● What to produce
Gather up the lines with the word "Spike" in them.

● Extracted data
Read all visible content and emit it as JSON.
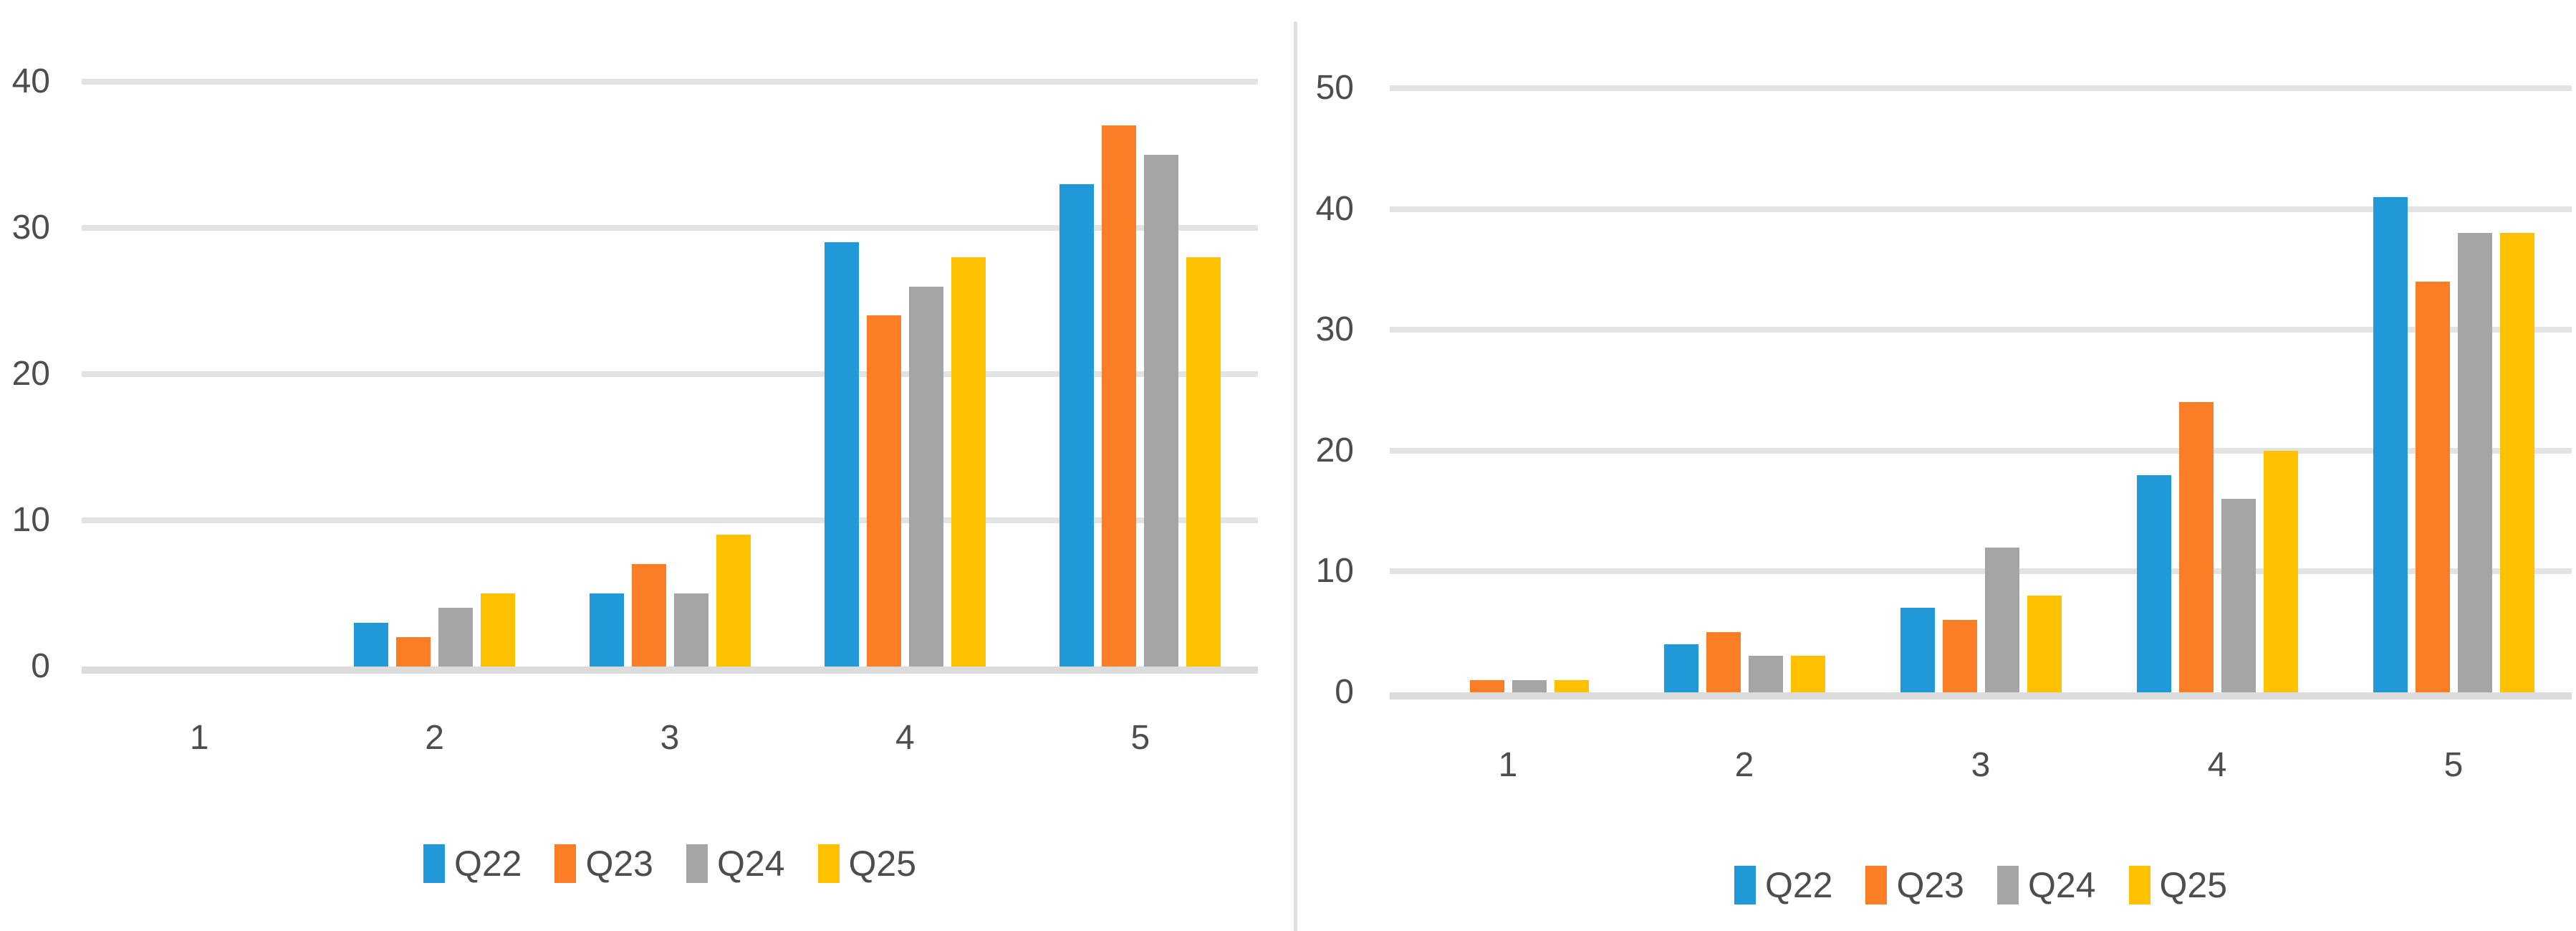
{
  "figure": {
    "background": "#ffffff",
    "divider_color": "#e0e0e0",
    "gridline_color": "#e3e3e3",
    "axis_line_color": "#dcdcdc",
    "label_color": "#4d4d4d"
  },
  "chart_data": [
    {
      "type": "bar",
      "title": "",
      "categories": [
        "1",
        "2",
        "3",
        "4",
        "5"
      ],
      "y_ticks": [
        0,
        10,
        20,
        30,
        40
      ],
      "ylim": [
        0,
        40
      ],
      "grid": true,
      "legend_position": "bottom",
      "series": [
        {
          "name": "Q22",
          "color": "#2199d9",
          "values": [
            0,
            3,
            5,
            29,
            33
          ]
        },
        {
          "name": "Q23",
          "color": "#fb7d26",
          "values": [
            0,
            2,
            7,
            24,
            37
          ]
        },
        {
          "name": "Q24",
          "color": "#a5a5a5",
          "values": [
            0,
            4,
            5,
            26,
            35
          ]
        },
        {
          "name": "Q25",
          "color": "#ffc000",
          "values": [
            0,
            5,
            9,
            28,
            28
          ]
        }
      ]
    },
    {
      "type": "bar",
      "title": "",
      "categories": [
        "1",
        "2",
        "3",
        "4",
        "5"
      ],
      "y_ticks": [
        0,
        10,
        20,
        30,
        40,
        50
      ],
      "ylim": [
        0,
        50
      ],
      "grid": true,
      "legend_position": "bottom",
      "series": [
        {
          "name": "Q22",
          "color": "#2199d9",
          "values": [
            0,
            4,
            7,
            18,
            41
          ]
        },
        {
          "name": "Q23",
          "color": "#fb7d26",
          "values": [
            1,
            5,
            6,
            24,
            34
          ]
        },
        {
          "name": "Q24",
          "color": "#a5a5a5",
          "values": [
            1,
            3,
            12,
            16,
            38
          ]
        },
        {
          "name": "Q25",
          "color": "#ffc000",
          "values": [
            1,
            3,
            8,
            20,
            38
          ]
        }
      ]
    }
  ]
}
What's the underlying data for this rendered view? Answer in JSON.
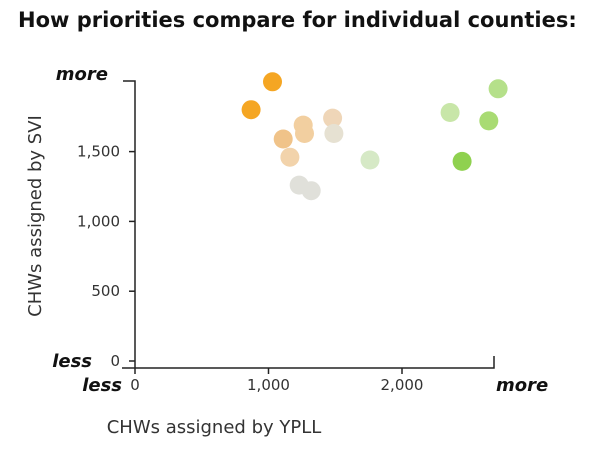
{
  "title": "How priorities compare for individual counties:",
  "chart_data": {
    "type": "scatter",
    "title": "How priorities compare for individual counties:",
    "xlabel": "CHWs assigned by YPLL",
    "ylabel": "CHWs assigned by SVI",
    "xlim": [
      0,
      2700
    ],
    "ylim": [
      0,
      2050
    ],
    "x_ticks": [
      0,
      1000,
      2000
    ],
    "x_tick_labels": [
      "0",
      "1,000",
      "2,000"
    ],
    "y_ticks": [
      0,
      500,
      1000,
      1500
    ],
    "y_tick_labels": [
      "0",
      "500",
      "1,000",
      "1,500"
    ],
    "x_end_labels": {
      "low": "less",
      "high": "more"
    },
    "y_end_labels": {
      "low": "less",
      "high": "more"
    },
    "grid": false,
    "points": [
      {
        "x": 1030,
        "y": 2000,
        "color": "#f5a623"
      },
      {
        "x": 870,
        "y": 1800,
        "color": "#f5a623"
      },
      {
        "x": 1110,
        "y": 1590,
        "color": "#f0c389"
      },
      {
        "x": 1260,
        "y": 1690,
        "color": "#f2cfa0"
      },
      {
        "x": 1270,
        "y": 1630,
        "color": "#f2cfa0"
      },
      {
        "x": 1160,
        "y": 1460,
        "color": "#f2d3ab"
      },
      {
        "x": 1480,
        "y": 1740,
        "color": "#efd6b8"
      },
      {
        "x": 1490,
        "y": 1630,
        "color": "#e6e1d2"
      },
      {
        "x": 1230,
        "y": 1260,
        "color": "#e0e0da"
      },
      {
        "x": 1320,
        "y": 1220,
        "color": "#e0e0da"
      },
      {
        "x": 1760,
        "y": 1440,
        "color": "#d6e9c6"
      },
      {
        "x": 2360,
        "y": 1780,
        "color": "#c8e6a8"
      },
      {
        "x": 2720,
        "y": 1950,
        "color": "#b5e08a"
      },
      {
        "x": 2650,
        "y": 1720,
        "color": "#a9db73"
      },
      {
        "x": 2450,
        "y": 1430,
        "color": "#8fd14f"
      }
    ]
  }
}
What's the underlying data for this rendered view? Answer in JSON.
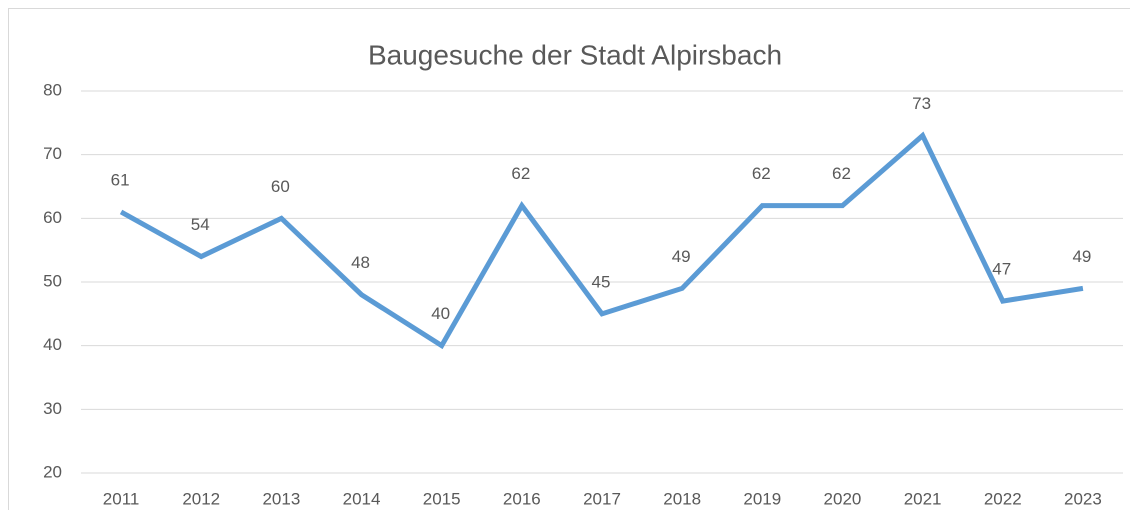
{
  "chart_data": {
    "type": "line",
    "title": "Baugesuche der Stadt Alpirsbach",
    "categories": [
      "2011",
      "2012",
      "2013",
      "2014",
      "2015",
      "2016",
      "2017",
      "2018",
      "2019",
      "2020",
      "2021",
      "2022",
      "2023"
    ],
    "values": [
      61,
      54,
      60,
      48,
      40,
      62,
      45,
      49,
      62,
      62,
      73,
      47,
      49
    ],
    "color": "#5b9bd5",
    "ylim": [
      20,
      80
    ],
    "yticks": [
      20,
      30,
      40,
      50,
      60,
      70,
      80
    ],
    "grid": true
  }
}
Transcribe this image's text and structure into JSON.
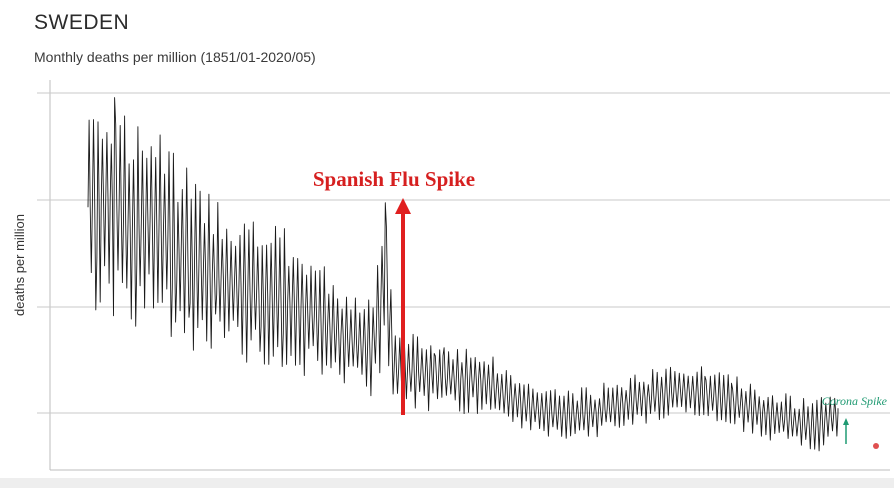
{
  "header": {
    "title": "SWEDEN",
    "subtitle": "Monthly deaths per million (1851/01-2020/05)"
  },
  "colors": {
    "gridline": "#c9c9c9",
    "series": "#1a1a1a",
    "flu_arrow": "#e01f1f",
    "corona_arrow": "#1f9a72"
  },
  "chart_data": {
    "type": "line",
    "title": "SWEDEN",
    "subtitle": "Monthly deaths per million (1851/01-2020/05)",
    "ylabel": "deaths per million",
    "xlabel": "",
    "x_range": [
      1851,
      2020
    ],
    "grid": true,
    "series": [
      {
        "values_description_x": "year (annual anchors; monthly oscillation drawn around trend)",
        "x": [
          1851,
          1855,
          1858,
          1860,
          1865,
          1870,
          1875,
          1880,
          1885,
          1890,
          1895,
          1900,
          1905,
          1910,
          1915,
          1918,
          1920,
          1925,
          1930,
          1935,
          1940,
          1945,
          1950,
          1955,
          1960,
          1965,
          1970,
          1975,
          1980,
          1985,
          1990,
          1995,
          2000,
          2005,
          2010,
          2015,
          2020
        ],
        "y": [
          1700,
          1750,
          1700,
          1600,
          1650,
          1550,
          1450,
          1400,
          1350,
          1320,
          1300,
          1250,
          1180,
          1120,
          1080,
          1400,
          1000,
          980,
          960,
          950,
          940,
          880,
          830,
          800,
          790,
          800,
          830,
          860,
          880,
          900,
          880,
          860,
          820,
          790,
          760,
          740,
          800
        ]
      }
    ],
    "annotations": [
      {
        "text": "Spanish Flu Spike",
        "x": 1918
      },
      {
        "text": "Corona Spike",
        "x": 2020
      }
    ]
  }
}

● Answer for the task
        "text": "Spanish Flu Spike",
        "text": "Corona Spike",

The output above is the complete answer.